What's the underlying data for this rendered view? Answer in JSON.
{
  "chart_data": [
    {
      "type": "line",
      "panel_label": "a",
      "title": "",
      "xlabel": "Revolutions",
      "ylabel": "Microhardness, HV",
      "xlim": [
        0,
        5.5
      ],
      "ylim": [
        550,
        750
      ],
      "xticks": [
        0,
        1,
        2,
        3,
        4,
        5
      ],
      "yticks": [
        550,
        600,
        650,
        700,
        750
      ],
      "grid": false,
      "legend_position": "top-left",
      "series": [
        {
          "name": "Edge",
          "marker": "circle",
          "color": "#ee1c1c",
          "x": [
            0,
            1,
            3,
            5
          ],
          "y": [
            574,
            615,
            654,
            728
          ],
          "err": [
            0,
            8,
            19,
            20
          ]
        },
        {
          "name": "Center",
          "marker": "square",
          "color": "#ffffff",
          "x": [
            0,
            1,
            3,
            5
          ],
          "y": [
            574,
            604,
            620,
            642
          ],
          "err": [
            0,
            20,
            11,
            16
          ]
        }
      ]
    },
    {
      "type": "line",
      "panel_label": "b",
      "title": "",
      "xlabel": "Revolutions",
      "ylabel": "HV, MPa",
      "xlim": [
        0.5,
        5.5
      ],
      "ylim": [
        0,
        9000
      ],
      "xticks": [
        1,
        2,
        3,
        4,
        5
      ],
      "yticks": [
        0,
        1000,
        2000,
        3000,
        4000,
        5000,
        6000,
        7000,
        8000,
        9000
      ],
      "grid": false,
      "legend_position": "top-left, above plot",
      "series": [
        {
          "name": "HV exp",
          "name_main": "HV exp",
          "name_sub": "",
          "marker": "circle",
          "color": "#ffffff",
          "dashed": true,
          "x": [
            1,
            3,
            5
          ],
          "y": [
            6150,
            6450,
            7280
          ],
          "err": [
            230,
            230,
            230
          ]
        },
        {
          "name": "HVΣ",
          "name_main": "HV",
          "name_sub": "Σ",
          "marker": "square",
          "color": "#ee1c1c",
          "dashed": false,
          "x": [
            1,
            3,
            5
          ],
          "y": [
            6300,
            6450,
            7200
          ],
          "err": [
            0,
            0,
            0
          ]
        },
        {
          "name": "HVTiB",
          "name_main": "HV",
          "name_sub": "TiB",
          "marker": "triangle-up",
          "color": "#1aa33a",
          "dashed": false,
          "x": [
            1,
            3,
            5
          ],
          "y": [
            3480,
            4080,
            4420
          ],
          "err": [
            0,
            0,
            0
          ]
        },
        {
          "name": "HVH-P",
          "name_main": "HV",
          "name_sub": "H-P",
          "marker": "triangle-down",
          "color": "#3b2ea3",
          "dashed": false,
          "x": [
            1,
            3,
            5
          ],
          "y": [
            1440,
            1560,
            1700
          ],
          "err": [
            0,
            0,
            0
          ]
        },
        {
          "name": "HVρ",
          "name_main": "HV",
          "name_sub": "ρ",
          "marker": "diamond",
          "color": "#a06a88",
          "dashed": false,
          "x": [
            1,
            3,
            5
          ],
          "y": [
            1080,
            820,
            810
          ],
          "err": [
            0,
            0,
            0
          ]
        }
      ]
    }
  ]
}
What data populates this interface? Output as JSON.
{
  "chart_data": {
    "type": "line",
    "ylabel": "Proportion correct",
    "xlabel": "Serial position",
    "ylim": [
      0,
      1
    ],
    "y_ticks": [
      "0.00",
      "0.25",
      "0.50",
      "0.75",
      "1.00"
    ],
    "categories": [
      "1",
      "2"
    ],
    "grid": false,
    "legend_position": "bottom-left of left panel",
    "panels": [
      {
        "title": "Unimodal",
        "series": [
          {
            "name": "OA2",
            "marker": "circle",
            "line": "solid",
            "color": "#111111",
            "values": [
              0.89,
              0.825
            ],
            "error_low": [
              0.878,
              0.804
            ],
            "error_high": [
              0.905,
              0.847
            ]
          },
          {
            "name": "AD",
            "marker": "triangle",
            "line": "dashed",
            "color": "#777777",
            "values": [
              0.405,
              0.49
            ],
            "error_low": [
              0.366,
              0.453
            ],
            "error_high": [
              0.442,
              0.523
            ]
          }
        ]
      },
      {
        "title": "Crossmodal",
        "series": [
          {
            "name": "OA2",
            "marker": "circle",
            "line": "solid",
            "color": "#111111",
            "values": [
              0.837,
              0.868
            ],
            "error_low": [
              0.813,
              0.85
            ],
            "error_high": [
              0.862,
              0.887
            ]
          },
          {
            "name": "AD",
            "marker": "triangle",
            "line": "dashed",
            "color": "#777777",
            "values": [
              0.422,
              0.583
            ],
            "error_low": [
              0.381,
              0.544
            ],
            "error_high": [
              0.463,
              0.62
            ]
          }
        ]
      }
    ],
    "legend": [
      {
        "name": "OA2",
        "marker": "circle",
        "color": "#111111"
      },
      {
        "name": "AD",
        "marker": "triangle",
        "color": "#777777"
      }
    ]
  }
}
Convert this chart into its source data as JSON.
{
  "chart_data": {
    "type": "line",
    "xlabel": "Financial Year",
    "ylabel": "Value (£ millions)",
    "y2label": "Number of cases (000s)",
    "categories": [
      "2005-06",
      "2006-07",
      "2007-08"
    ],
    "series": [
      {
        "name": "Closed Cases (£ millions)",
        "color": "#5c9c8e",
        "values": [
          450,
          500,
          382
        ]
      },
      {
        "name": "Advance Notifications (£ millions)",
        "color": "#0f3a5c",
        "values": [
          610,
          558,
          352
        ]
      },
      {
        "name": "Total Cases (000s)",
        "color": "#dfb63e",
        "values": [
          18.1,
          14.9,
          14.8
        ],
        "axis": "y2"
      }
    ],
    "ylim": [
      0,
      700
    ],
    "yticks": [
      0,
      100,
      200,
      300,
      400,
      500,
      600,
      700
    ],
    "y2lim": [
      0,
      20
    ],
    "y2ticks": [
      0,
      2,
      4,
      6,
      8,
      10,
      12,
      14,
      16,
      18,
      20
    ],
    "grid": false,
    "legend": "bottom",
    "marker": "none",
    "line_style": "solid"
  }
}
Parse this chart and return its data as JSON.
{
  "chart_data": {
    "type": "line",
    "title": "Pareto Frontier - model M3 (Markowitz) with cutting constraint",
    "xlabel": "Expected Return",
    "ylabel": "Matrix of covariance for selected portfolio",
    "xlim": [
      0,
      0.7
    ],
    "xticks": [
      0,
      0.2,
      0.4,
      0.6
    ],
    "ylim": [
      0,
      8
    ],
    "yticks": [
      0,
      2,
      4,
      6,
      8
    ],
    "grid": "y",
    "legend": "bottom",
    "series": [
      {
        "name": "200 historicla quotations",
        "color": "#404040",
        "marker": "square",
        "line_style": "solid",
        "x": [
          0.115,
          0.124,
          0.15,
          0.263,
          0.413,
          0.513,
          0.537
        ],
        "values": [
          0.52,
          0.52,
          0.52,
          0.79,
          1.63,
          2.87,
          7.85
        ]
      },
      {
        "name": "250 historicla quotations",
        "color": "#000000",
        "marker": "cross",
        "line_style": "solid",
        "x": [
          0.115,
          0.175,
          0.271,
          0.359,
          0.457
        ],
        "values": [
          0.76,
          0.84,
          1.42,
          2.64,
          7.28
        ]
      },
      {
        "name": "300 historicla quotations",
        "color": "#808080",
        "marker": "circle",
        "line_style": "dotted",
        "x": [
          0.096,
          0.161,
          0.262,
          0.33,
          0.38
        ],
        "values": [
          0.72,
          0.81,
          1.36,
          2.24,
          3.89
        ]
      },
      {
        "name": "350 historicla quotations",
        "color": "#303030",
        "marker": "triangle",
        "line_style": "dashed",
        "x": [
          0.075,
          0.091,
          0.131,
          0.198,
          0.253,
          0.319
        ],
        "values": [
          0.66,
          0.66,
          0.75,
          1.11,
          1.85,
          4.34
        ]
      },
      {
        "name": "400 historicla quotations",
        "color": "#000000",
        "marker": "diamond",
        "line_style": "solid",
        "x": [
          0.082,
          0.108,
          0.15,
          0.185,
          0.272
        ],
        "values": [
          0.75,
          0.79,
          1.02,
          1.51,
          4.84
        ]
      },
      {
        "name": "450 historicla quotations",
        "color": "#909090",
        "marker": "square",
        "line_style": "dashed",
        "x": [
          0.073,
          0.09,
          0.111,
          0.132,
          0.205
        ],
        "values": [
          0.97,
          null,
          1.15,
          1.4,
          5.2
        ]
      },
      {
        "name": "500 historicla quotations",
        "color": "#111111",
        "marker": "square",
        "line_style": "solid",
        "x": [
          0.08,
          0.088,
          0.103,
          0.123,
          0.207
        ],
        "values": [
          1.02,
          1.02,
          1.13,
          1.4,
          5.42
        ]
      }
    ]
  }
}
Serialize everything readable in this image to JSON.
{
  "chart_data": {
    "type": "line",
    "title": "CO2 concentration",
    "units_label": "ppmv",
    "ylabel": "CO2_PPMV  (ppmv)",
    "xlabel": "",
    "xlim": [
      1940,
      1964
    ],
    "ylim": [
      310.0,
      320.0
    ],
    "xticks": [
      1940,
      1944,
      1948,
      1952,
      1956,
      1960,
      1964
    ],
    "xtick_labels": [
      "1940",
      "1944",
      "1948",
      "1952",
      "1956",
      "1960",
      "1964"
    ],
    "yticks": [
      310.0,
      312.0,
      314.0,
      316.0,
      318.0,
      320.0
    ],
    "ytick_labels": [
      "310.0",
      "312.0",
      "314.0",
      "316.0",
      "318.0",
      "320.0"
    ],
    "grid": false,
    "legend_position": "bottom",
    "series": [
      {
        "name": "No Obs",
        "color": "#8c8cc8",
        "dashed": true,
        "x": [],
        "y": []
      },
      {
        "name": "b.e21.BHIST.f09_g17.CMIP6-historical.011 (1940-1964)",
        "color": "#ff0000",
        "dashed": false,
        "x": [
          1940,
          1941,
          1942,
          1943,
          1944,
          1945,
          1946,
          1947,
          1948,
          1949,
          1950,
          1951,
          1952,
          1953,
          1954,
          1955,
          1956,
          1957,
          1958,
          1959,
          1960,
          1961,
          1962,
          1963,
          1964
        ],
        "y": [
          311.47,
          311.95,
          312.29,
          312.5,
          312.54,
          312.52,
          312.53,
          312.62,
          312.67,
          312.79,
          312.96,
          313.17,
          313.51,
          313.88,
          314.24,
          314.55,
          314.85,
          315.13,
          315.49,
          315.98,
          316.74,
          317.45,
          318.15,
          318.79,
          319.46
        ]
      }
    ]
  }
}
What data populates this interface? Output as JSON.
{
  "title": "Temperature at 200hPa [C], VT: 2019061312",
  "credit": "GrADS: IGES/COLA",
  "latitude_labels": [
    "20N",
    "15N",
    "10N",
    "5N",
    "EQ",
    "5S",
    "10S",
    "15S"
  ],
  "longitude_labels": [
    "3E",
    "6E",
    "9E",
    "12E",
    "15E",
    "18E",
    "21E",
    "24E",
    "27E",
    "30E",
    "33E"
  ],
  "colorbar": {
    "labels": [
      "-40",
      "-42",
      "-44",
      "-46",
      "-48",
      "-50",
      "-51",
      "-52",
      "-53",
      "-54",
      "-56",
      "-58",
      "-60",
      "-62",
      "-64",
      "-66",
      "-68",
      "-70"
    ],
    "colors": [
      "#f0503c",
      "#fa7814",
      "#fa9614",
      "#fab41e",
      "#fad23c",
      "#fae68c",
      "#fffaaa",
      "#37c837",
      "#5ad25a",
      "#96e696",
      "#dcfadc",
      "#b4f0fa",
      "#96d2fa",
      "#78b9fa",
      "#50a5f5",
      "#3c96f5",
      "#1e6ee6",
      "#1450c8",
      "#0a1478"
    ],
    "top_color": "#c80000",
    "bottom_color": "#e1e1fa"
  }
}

══════

## Written instruction
From the records above, pick out and copy each line holding the word "this".

## Result below
What's the underlying data for this rendered view? Answer in JSON.
What data populates this interface? Output as JSON.
Convert this chart into its source data as JSON.
Parse this chart and return its data as JSON.
Serialize everything readable in this image to JSON.
What data populates this interface? Output as JSON.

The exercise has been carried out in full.